Pull each line containing "JSON" out of the data and copy it.

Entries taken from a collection
•••

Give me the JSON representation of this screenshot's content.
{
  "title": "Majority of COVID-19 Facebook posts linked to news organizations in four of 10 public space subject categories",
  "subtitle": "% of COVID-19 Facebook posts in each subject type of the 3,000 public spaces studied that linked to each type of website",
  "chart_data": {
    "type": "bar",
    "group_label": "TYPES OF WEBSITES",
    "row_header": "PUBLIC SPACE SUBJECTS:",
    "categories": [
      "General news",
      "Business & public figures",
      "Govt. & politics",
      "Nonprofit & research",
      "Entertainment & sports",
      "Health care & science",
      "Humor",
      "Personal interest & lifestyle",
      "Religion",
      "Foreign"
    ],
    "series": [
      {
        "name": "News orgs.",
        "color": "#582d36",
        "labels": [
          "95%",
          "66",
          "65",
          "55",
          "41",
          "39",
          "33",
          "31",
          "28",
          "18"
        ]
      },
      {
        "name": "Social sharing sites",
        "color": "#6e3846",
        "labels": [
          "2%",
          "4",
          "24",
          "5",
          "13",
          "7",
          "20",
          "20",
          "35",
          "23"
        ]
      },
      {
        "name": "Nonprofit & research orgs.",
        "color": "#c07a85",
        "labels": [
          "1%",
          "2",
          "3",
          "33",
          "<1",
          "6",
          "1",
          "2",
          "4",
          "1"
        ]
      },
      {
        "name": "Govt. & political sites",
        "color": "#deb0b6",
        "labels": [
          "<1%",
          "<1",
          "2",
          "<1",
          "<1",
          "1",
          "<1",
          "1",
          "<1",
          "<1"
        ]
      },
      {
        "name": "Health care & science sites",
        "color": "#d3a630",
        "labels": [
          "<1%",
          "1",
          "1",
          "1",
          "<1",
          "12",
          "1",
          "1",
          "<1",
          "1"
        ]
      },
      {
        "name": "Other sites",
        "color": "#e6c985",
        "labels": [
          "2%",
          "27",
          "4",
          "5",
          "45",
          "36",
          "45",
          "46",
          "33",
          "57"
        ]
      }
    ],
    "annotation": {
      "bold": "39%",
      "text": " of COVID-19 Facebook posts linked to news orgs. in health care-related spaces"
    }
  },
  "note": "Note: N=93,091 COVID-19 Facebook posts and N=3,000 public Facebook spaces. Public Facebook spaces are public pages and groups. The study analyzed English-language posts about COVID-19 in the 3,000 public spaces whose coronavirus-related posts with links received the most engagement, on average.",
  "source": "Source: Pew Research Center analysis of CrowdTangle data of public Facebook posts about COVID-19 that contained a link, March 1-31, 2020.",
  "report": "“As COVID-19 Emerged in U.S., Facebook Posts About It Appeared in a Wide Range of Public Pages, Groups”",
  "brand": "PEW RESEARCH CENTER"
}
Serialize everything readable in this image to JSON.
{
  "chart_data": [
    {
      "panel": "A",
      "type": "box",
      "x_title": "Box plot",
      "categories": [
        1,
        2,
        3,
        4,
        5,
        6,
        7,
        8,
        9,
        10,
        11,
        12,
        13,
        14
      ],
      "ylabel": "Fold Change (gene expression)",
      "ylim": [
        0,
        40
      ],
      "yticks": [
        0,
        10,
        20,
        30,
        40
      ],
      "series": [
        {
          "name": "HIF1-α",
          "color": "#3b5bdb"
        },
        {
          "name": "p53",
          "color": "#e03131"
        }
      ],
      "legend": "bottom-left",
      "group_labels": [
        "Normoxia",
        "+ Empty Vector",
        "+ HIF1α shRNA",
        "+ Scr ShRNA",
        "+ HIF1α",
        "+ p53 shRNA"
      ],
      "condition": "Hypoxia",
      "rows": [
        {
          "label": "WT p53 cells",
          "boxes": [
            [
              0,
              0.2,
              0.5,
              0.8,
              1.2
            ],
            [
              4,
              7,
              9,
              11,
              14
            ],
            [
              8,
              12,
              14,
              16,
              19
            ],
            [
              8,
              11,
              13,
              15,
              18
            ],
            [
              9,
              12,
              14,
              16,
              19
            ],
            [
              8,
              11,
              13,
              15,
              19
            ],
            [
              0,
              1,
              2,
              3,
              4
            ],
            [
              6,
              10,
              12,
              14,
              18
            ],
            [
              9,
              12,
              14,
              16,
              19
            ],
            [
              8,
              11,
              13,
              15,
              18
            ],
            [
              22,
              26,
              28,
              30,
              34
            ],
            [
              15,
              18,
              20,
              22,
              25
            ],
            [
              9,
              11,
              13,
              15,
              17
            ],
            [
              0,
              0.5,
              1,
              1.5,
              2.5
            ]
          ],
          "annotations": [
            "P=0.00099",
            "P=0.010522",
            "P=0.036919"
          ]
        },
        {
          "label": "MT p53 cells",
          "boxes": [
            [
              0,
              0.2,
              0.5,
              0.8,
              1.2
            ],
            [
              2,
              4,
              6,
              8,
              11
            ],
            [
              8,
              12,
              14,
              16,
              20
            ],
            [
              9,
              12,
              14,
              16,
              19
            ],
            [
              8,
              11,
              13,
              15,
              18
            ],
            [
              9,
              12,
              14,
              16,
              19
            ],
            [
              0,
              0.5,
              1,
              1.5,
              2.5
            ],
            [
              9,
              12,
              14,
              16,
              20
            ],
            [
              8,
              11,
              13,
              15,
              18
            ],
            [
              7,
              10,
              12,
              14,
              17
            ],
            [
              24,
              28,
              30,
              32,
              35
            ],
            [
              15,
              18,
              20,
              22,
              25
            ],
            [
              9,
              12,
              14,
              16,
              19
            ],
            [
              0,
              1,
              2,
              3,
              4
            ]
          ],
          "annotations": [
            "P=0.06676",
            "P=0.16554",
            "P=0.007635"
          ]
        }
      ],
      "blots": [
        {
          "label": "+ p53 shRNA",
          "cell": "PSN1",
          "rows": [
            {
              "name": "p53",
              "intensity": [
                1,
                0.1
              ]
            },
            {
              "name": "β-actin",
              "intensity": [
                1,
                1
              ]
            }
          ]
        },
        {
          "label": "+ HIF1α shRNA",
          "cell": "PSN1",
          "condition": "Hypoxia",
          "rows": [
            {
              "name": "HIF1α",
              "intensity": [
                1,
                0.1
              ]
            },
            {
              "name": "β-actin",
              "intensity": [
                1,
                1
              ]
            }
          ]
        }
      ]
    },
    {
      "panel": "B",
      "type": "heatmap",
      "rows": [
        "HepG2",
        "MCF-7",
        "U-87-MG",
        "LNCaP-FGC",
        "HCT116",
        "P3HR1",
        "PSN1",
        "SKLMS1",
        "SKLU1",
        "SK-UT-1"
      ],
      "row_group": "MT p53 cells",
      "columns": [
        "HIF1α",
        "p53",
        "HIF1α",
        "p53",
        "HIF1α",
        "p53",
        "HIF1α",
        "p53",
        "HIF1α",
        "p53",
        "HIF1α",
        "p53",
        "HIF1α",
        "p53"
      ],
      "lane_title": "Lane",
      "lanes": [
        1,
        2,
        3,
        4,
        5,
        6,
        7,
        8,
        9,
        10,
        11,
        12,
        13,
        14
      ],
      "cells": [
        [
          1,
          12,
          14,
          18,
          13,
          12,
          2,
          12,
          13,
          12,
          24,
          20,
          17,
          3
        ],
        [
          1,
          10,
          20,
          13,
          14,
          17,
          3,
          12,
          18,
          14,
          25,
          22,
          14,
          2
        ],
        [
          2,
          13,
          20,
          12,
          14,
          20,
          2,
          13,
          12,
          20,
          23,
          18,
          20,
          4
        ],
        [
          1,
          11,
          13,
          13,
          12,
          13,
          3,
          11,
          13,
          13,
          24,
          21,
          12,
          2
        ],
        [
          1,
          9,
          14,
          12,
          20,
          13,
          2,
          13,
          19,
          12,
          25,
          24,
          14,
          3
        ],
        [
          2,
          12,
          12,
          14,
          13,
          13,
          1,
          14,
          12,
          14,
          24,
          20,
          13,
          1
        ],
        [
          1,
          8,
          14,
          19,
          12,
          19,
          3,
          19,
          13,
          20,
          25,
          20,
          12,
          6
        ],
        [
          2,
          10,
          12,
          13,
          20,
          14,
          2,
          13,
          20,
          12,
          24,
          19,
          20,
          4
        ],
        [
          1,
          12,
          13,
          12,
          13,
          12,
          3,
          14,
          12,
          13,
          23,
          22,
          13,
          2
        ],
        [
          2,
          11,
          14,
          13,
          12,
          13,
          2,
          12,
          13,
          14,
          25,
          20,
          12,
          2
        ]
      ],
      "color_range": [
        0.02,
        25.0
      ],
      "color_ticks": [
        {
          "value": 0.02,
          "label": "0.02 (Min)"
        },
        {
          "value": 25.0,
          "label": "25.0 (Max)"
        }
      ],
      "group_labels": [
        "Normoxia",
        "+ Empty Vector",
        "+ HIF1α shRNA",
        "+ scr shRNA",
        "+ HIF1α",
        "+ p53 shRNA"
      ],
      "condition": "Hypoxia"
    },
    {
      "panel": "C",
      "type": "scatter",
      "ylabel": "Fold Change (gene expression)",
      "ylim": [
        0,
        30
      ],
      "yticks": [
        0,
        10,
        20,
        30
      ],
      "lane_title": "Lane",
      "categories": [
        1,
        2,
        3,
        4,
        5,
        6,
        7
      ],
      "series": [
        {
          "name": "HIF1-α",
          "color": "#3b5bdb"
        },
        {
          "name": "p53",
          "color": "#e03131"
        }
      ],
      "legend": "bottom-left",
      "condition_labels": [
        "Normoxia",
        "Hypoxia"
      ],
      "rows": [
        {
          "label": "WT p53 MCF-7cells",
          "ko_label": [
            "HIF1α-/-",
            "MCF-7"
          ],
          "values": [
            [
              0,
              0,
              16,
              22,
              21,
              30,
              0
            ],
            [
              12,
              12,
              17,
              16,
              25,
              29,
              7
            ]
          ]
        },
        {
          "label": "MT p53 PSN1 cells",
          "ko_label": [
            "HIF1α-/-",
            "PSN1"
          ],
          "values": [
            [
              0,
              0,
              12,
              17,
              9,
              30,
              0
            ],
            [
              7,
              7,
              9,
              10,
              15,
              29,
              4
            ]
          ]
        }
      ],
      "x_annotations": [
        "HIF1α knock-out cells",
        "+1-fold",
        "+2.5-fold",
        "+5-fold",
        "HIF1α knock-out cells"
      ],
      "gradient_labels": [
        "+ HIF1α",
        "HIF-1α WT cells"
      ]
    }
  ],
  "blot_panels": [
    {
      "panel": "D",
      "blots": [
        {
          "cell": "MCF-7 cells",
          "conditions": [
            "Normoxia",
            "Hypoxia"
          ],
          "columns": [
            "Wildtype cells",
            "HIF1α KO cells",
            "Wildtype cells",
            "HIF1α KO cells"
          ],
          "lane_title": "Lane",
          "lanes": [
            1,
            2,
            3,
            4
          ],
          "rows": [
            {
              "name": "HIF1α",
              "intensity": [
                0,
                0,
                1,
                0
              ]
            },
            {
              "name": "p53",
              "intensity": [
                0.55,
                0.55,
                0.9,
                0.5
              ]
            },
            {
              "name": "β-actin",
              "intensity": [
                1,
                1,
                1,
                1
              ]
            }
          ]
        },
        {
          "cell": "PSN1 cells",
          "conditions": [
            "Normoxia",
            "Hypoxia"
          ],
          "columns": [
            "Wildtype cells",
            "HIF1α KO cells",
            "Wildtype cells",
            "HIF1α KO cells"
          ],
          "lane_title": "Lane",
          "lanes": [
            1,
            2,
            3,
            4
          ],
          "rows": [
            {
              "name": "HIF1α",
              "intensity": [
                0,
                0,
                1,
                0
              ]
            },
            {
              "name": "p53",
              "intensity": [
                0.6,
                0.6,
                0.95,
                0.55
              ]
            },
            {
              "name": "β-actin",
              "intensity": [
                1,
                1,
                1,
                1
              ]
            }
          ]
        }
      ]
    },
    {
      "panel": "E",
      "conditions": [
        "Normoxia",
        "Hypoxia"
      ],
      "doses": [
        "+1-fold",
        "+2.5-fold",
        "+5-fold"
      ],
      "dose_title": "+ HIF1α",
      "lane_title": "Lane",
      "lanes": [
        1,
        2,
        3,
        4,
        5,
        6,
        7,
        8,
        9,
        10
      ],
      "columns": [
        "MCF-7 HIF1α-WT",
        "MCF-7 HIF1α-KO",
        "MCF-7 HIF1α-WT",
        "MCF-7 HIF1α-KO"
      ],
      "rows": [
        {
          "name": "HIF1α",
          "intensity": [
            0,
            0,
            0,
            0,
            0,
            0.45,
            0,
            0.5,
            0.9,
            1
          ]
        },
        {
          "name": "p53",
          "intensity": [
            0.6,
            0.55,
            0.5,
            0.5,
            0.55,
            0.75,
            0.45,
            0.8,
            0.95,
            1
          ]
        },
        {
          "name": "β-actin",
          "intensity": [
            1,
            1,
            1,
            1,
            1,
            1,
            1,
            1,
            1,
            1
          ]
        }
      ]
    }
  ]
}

•••

**Result of this exercise:**
Give me the JSON representation of this screenshot's content.
Serialize everything readable in this image to JSON.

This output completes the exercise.